Directions »
Set out every line bearing the string "with".
****
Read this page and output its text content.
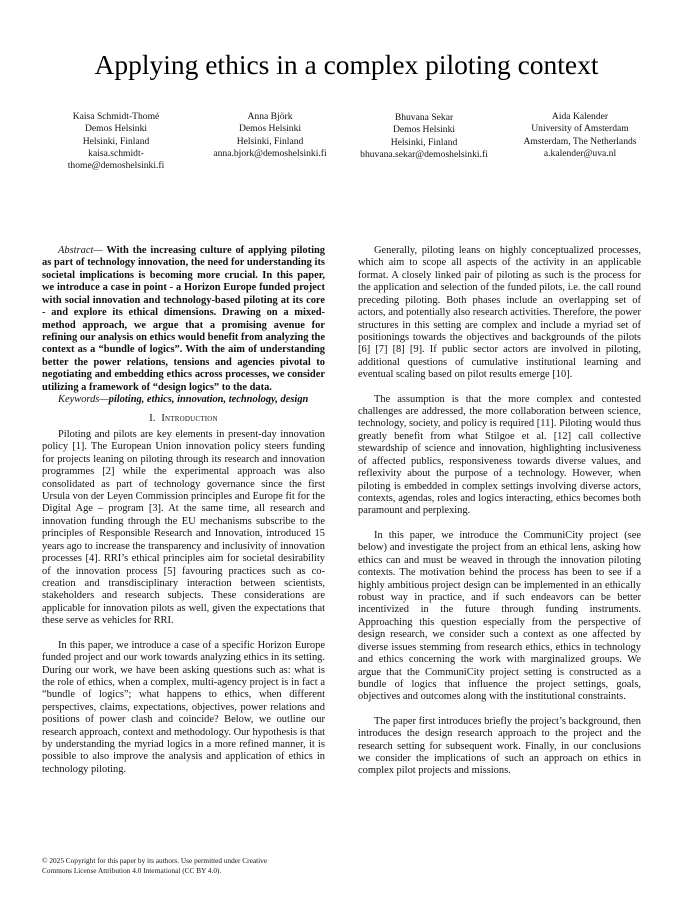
Applying ethics in a complex piloting context
Kaisa Schmidt-Thomé
Demos Helsinki
Helsinki, Finland
kaisa.schmidt-
thome@demoshelsinki.fi
Anna Björk
Demos Helsinki
Helsinki, Finland
anna.bjork@demoshelsinki.fi
Bhuvana Sekar
Demos Helsinki
Helsinki, Finland
bhuvana.sekar@demoshelsinki.fi
Aida Kalender
University of Amsterdam
Amsterdam, The Netherlands
a.kalender@uva.nl

Abstract— With the increasing culture of applying piloting as part of technology innovation, the need for understanding its societal implications is becoming more crucial. In this paper, we introduce a case in point - a Horizon Europe funded project with social innovation and technology-based piloting at its core - and explore its ethical dimensions. Drawing on a mixed-method approach, we argue that a promising avenue for refining our analysis on ethics would benefit from analyzing the context as a “bundle of logics”. With the aim of understanding better the power relations, tensions and agencies pivotal to negotiating and embedding ethics across processes, we consider utilizing a framework of “design logics” to the data.

Keywords—piloting, ethics, innovation, technology, design

I. Introduction

Piloting and pilots are key elements in present-day innovation policy [1]. The European Union innovation policy steers funding for projects leaning on piloting through its research and innovation programmes [2] while the experimental approach was also consolidated as part of technology governance since the first Ursula von der Leyen Commission principles and Europe fit for the Digital Age – program [3]. At the same time, all research and innovation funding through the EU mechanisms subscribe to the principles of Responsible Research and Innovation, introduced 15 years ago to increase the transparency and inclusivity of innovation processes [4]. RRI’s ethical principles aim for societal desirability of the innovation process [5] favouring practices such as co-creation and transdisciplinary interaction between scientists, stakeholders and research subjects. These considerations are applicable for innovation pilots as well, given the expectations that these serve as vehicles for RRI.

In this paper, we introduce a case of a specific Horizon Europe funded project and our work towards analyzing ethics in its setting. During our work, we have been asking questions such as: what is the role of ethics, when a complex, multi-agency project is in fact a “bundle of logics”; what happens to ethics, when different perspectives, claims, expectations, objectives, power relations and positions of power clash and coincide? Below, we outline our research approach, context and methodology. Our hypothesis is that by understanding the myriad logics in a more refined manner, it is possible to also improve the analysis and application of ethics in technology piloting.

Generally, piloting leans on highly conceptualized processes, which aim to scope all aspects of the activity in an applicable format. A closely linked pair of piloting as such is the process for the application and selection of the funded pilots, i.e. the call round preceding piloting. Both phases include an overlapping set of actors, and potentially also research activities. Therefore, the power structures in this setting are complex and include a myriad set of positionings towards the objectives and backgrounds of the pilots [6] [7] [8] [9]. If public sector actors are involved in piloting, additional questions of cumulative institutional learning and eventual scaling based on pilot results emerge [10].

The assumption is that the more complex and contested challenges are addressed, the more collaboration between science, technology, society, and policy is required [11]. Piloting would thus greatly benefit from what Stilgoe et al. [12] call collective stewardship of science and innovation, highlighting inclusiveness of affected publics, responsiveness towards diverse values, and reflexivity about the purpose of a technology. However, when piloting is embedded in complex settings involving diverse actors, contexts, agendas, roles and logics interacting, ethics becomes both paramount and perplexing.

In this paper, we introduce the CommuniCity project (see below) and investigate the project from an ethical lens, asking how ethics can and must be weaved in through the innovation piloting contexts. The motivation behind the process has been to see if a highly ambitious project design can be implemented in an ethically robust way in practice, and if such endeavors can be better incentivized in the future through funding instruments. Approaching this question especially from the perspective of design research, we consider such a context as one affected by diverse issues stemming from research ethics, ethics in technology and ethics concerning the work with marginalized groups. We argue that the CommuniCity project setting is constructed as a bundle of logics that influence the project settings, goals, objectives and outcomes along with the institutional constraints.

The paper first introduces briefly the project’s background, then introduces the design research approach to the project and the research setting for subsequent work. Finally, in our conclusions we consider the implications of such an approach on ethics in complex pilot projects and missions.

© 2025 Copyright for this paper by its authors. Use permitted under Creative
Commons License Attribution 4.0 International (CC BY 4.0).
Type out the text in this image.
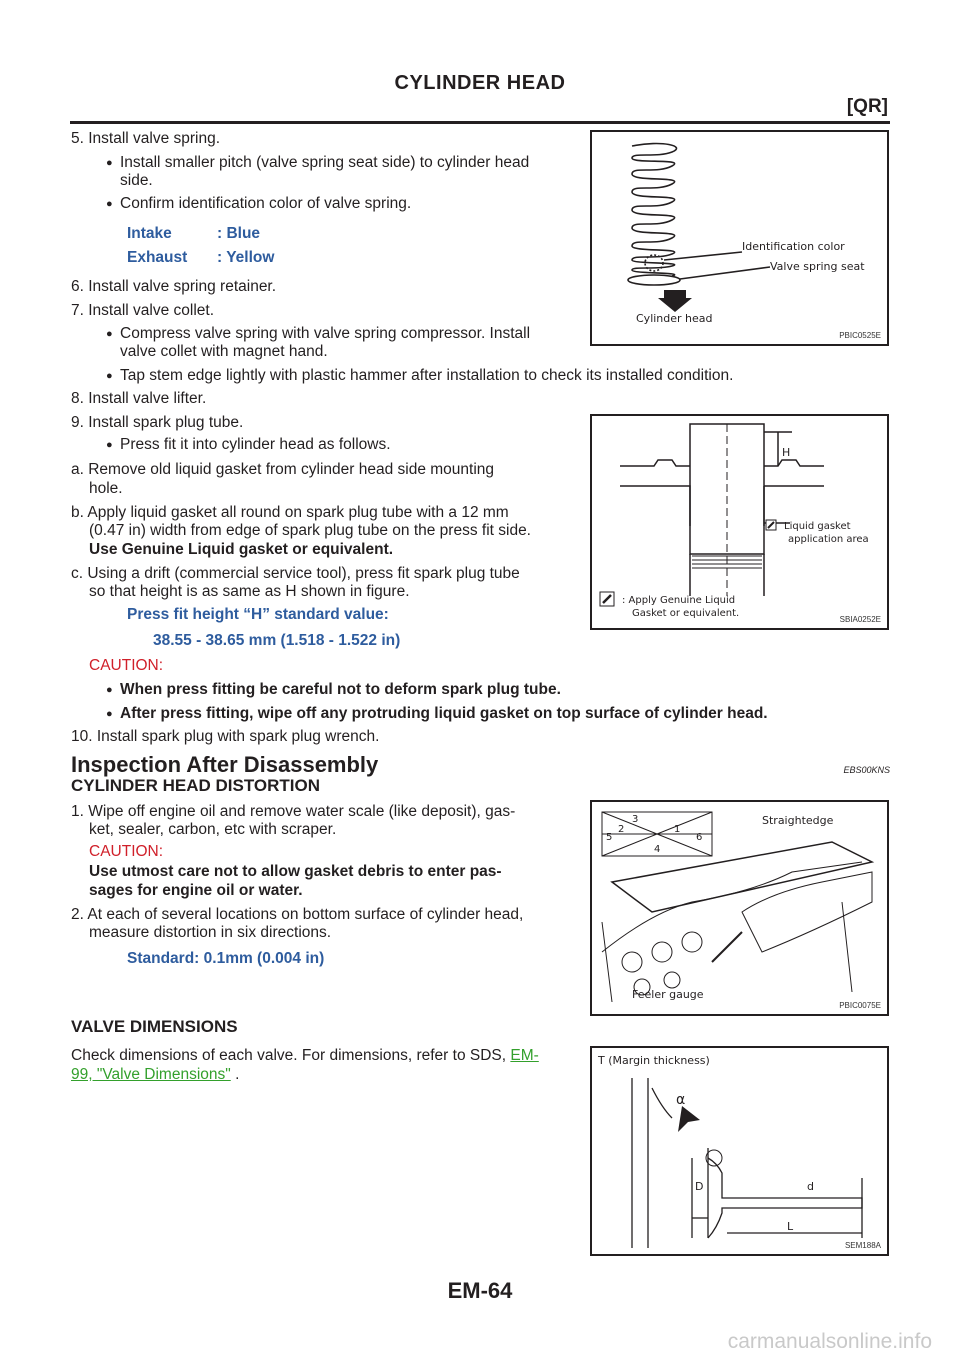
CYLINDER HEAD
[QR]
5. Install valve spring.
● Install smaller pitch (valve spring seat side) to cylinder head
side.
● Confirm identification color of valve spring.
Intake	: Blue
Exhaust : Yellow
6. Install valve spring retainer.
7. Install valve collet.
● Compress valve spring with valve spring compressor. Install
valve collet with magnet hand.
● Tap stem edge lightly with plastic hammer after installation to check its installed condition.
8. Install valve lifter.
9. Install spark plug tube.
● Press fit it into cylinder head as follows.
a. Remove old liquid gasket from cylinder head side mounting
hole.
b. Apply liquid gasket all round on spark plug tube with a 12 mm
(0.47 in) width from edge of spark plug tube on the press fit side.
Use Genuine Liquid gasket or equivalent.
c. Using a drift (commercial service tool), press fit spark plug tube
so that height is as same as H shown in figure.
Press fit height “H” standard value:
38.55 - 38.65 mm (1.518 - 1.522 in)
CAUTION:
● When press fitting be careful not to deform spark plug tube.
● After press fitting, wipe off any protruding liquid gasket on top surface of cylinder head.
10. Install spark plug with spark plug wrench.
Inspection After Disassembly	EBS00KNS
CYLINDER HEAD DISTORTION
1. Wipe off engine oil and remove water scale (like deposit), gas-
ket, sealer, carbon, etc with scraper.
CAUTION:
Use utmost care not to allow gasket debris to enter pas-
sages for engine oil or water.
2. At each of several locations on bottom surface of cylinder head,
measure distortion in six directions.
Standard: 0.1mm (0.004 in)
VALVE DIMENSIONS
Check dimensions of each valve. For dimensions, refer to SDS, EM-
99, "Valve Dimensions" .
Identification color
Valve spring seat
Cylinder head
PBIC0525E
H
Liquid gasket
application area
: Apply Genuine Liquid
Gasket or equivalent.
SBIA0252E
3
2	1
5	6
4
Straightedge
Feeler gauge
PBIC0075E
T (Margin thickness)
α
D	d
L
SEM188A
EM-64
carmanualsonline.info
****
Reply »
Abstract— With the increasing culture of applying piloting as part of technology innovation, the need for understanding its societal implications is becoming more crucial. In this paper, we introduce a case in point - a Horizon Europe funded project with social innovation and technology-based piloting at its core - and explore its ethical dimensions. Drawing on a mixed-method approach, we argue that a promising avenue for refining our analysis on ethics would benefit from analyzing the context as a “bundle of logics”. With the aim of understanding better the power relations, tensions and agencies pivotal to negotiating and embedding ethics across processes, we consider utilizing a framework of “design logics” to the data.
In this paper, we introduce the CommuniCity project (see below) and investigate the project from an ethical lens, asking how ethics can and must be weaved in through the innovation piloting contexts. The motivation behind the process has been to see if a highly ambitious project design can be implemented in an ethically robust way in practice, and if such endeavors can be better incentivized in the future through funding instruments. Approaching this question especially from the perspective of design research, we consider such a context as one affected by diverse issues stemming from research ethics, ethics in technology and ethics concerning the work with marginalized groups. We argue that the CommuniCity project setting is constructed as a bundle of logics that influence the project settings, goals, objectives and outcomes along with the institutional constraints.
● Compress valve spring with valve spring compressor. Install
valve collet with magnet hand.
● Tap stem edge lightly with plastic hammer after installation to check its installed condition.
b. Apply liquid gasket all round on spark plug tube with a 12 mm
10. Install spark plug with spark plug wrench.
ket, sealer, carbon, etc with scraper.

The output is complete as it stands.